===== DATASET EXCERPTS

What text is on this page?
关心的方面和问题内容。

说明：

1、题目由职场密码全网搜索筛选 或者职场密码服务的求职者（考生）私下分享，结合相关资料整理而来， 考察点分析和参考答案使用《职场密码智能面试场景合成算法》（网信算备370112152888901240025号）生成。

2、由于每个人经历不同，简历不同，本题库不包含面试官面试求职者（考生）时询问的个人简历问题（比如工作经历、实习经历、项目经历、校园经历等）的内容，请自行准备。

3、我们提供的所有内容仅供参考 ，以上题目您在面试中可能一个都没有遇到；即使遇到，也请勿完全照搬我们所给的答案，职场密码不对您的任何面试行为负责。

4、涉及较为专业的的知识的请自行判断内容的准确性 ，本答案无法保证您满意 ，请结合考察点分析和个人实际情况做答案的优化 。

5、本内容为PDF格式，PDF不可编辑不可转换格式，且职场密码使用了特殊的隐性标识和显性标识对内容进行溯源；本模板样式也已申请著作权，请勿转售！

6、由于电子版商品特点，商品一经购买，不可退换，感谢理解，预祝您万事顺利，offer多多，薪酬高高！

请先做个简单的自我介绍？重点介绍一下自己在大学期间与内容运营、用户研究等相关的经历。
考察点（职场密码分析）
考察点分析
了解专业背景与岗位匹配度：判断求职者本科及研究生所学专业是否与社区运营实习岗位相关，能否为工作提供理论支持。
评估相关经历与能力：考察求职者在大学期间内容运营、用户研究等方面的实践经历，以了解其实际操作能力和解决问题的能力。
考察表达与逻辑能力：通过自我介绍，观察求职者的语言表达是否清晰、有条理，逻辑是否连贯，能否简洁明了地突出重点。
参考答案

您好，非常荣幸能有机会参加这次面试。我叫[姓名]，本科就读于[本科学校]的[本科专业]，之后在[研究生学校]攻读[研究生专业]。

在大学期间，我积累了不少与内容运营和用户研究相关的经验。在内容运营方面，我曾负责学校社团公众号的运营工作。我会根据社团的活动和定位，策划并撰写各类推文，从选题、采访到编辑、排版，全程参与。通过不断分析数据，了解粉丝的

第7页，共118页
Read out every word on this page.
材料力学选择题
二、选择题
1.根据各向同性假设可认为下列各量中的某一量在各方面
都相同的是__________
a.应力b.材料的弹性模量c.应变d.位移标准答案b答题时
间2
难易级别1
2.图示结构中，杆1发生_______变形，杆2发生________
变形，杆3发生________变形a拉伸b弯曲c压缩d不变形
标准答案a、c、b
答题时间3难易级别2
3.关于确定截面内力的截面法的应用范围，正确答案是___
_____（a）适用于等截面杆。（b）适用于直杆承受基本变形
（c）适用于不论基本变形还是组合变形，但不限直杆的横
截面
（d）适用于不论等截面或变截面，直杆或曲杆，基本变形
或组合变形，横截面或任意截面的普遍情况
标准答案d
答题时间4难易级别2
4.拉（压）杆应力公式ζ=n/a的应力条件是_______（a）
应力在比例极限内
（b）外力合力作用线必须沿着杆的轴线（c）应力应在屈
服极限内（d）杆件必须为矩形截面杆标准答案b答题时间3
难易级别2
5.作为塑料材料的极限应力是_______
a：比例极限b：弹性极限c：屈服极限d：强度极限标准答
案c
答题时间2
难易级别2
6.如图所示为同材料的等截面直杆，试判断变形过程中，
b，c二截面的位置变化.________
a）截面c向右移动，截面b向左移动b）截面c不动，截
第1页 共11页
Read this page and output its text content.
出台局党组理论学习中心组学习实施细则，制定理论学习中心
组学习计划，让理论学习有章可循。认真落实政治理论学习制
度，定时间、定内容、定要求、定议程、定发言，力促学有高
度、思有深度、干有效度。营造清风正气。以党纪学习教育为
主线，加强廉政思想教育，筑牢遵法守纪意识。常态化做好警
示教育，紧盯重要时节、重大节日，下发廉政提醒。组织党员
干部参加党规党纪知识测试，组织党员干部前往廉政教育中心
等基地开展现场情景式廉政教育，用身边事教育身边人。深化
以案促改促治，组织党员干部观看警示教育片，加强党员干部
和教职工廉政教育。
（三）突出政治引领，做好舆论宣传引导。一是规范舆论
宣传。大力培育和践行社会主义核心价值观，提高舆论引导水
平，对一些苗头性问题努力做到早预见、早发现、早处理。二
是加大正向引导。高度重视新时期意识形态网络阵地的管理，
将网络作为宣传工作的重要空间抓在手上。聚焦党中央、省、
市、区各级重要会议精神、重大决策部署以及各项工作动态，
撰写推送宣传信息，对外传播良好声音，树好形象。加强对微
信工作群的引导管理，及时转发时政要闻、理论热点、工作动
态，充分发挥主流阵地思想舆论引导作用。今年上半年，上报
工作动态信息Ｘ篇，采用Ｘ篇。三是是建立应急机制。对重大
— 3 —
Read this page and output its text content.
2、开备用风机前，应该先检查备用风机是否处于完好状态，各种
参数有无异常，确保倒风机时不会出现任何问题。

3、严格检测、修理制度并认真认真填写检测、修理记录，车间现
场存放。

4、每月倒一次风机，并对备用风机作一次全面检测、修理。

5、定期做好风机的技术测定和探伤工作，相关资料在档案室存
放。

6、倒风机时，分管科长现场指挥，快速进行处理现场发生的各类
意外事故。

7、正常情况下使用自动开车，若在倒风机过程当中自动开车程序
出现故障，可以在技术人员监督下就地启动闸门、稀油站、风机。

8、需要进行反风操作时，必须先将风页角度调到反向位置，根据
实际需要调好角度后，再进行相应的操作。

==========

**SET EXERCISE**. Copy down the whole of the data above, matching it exactly.

**PROBLEM SOLUTION**.
What text is on this page?
关心的方面和问题内容。

说明：

1、题目由职场密码全网搜索筛选 或者职场密码服务的求职者（考生）私下分享，结合相关资料整理而来， 考察点分析和参考答案使用《职场密码智能面试场景合成算法》（网信算备370112152888901240025号）生成。

2、由于每个人经历不同，简历不同，本题库不包含面试官面试求职者（考生）时询问的个人简历问题（比如工作经历、实习经历、项目经历、校园经历等）的内容，请自行准备。

3、我们提供的所有内容仅供参考 ，以上题目您在面试中可能一个都没有遇到；即使遇到，也请勿完全照搬我们所给的答案，职场密码不对您的任何面试行为负责。

4、涉及较为专业的的知识的请自行判断内容的准确性 ，本答案无法保证您满意 ，请结合考察点分析和个人实际情况做答案的优化 。

5、本内容为PDF格式，PDF不可编辑不可转换格式，且职场密码使用了特殊的隐性标识和显性标识对内容进行溯源；本模板样式也已申请著作权，请勿转售！

6、由于电子版商品特点，商品一经购买，不可退换，感谢理解，预祝您万事顺利，offer多多，薪酬高高！

请先做个简单的自我介绍？重点介绍一下自己在大学期间与内容运营、用户研究等相关的经历。
考察点（职场密码分析）
考察点分析
了解专业背景与岗位匹配度：判断求职者本科及研究生所学专业是否与社区运营实习岗位相关，能否为工作提供理论支持。
评估相关经历与能力：考察求职者在大学期间内容运营、用户研究等方面的实践经历，以了解其实际操作能力和解决问题的能力。
考察表达与逻辑能力：通过自我介绍，观察求职者的语言表达是否清晰、有条理，逻辑是否连贯，能否简洁明了地突出重点。
参考答案

您好，非常荣幸能有机会参加这次面试。我叫[姓名]，本科就读于[本科学校]的[本科专业]，之后在[研究生学校]攻读[研究生专业]。

在大学期间，我积累了不少与内容运营和用户研究相关的经验。在内容运营方面，我曾负责学校社团公众号的运营工作。我会根据社团的活动和定位，策划并撰写各类推文，从选题、采访到编辑、排版，全程参与。通过不断分析数据，了解粉丝的

第7页，共118页
Read out every word on this page.
材料力学选择题
二、选择题
1.根据各向同性假设可认为下列各量中的某一量在各方面
都相同的是__________
a.应力b.材料的弹性模量c.应变d.位移标准答案b答题时
间2
难易级别1
2.图示结构中，杆1发生_______变形，杆2发生________
变形，杆3发生________变形a拉伸b弯曲c压缩d不变形
标准答案a、c、b
答题时间3难易级别2
3.关于确定截面内力的截面法的应用范围，正确答案是___
_____（a）适用于等截面杆。（b）适用于直杆承受基本变形
（c）适用于不论基本变形还是组合变形，但不限直杆的横
截面
（d）适用于不论等截面或变截面，直杆或曲杆，基本变形
或组合变形，横截面或任意截面的普遍情况
标准答案d
答题时间4难易级别2
4.拉（压）杆应力公式ζ=n/a的应力条件是_______（a）
应力在比例极限内
（b）外力合力作用线必须沿着杆的轴线（c）应力应在屈
服极限内（d）杆件必须为矩形截面杆标准答案b答题时间3
难易级别2
5.作为塑料材料的极限应力是_______
a：比例极限b：弹性极限c：屈服极限d：强度极限标准答
案c
答题时间2
难易级别2
6.如图所示为同材料的等截面直杆，试判断变形过程中，
b，c二截面的位置变化.________
a）截面c向右移动，截面b向左移动b）截面c不动，截
第1页 共11页
Read this page and output its text content.
出台局党组理论学习中心组学习实施细则，制定理论学习中心
组学习计划，让理论学习有章可循。认真落实政治理论学习制
度，定时间、定内容、定要求、定议程、定发言，力促学有高
度、思有深度、干有效度。营造清风正气。以党纪学习教育为
主线，加强廉政思想教育，筑牢遵法守纪意识。常态化做好警
示教育，紧盯重要时节、重大节日，下发廉政提醒。组织党员
干部参加党规党纪知识测试，组织党员干部前往廉政教育中心
等基地开展现场情景式廉政教育，用身边事教育身边人。深化
以案促改促治，组织党员干部观看警示教育片，加强党员干部
和教职工廉政教育。
（三）突出政治引领，做好舆论宣传引导。一是规范舆论
宣传。大力培育和践行社会主义核心价值观，提高舆论引导水
平，对一些苗头性问题努力做到早预见、早发现、早处理。二
是加大正向引导。高度重视新时期意识形态网络阵地的管理，
将网络作为宣传工作的重要空间抓在手上。聚焦党中央、省、
市、区各级重要会议精神、重大决策部署以及各项工作动态，
撰写推送宣传信息，对外传播良好声音，树好形象。加强对微
信工作群的引导管理，及时转发时政要闻、理论热点、工作动
态，充分发挥主流阵地思想舆论引导作用。今年上半年，上报
工作动态信息Ｘ篇，采用Ｘ篇。三是是建立应急机制。对重大
— 3 —
Read this page and output its text content.
2、开备用风机前，应该先检查备用风机是否处于完好状态，各种
参数有无异常，确保倒风机时不会出现任何问题。

3、严格检测、修理制度并认真认真填写检测、修理记录，车间现
场存放。

4、每月倒一次风机，并对备用风机作一次全面检测、修理。

5、定期做好风机的技术测定和探伤工作，相关资料在档案室存
放。

6、倒风机时，分管科长现场指挥，快速进行处理现场发生的各类
意外事故。

7、正常情况下使用自动开车，若在倒风机过程当中自动开车程序
出现故障，可以在技术人员监督下就地启动闸门、稀油站、风机。

8、需要进行反风操作时，必须先将风页角度调到反向位置，根据
实际需要调好角度后，再进行相应的操作。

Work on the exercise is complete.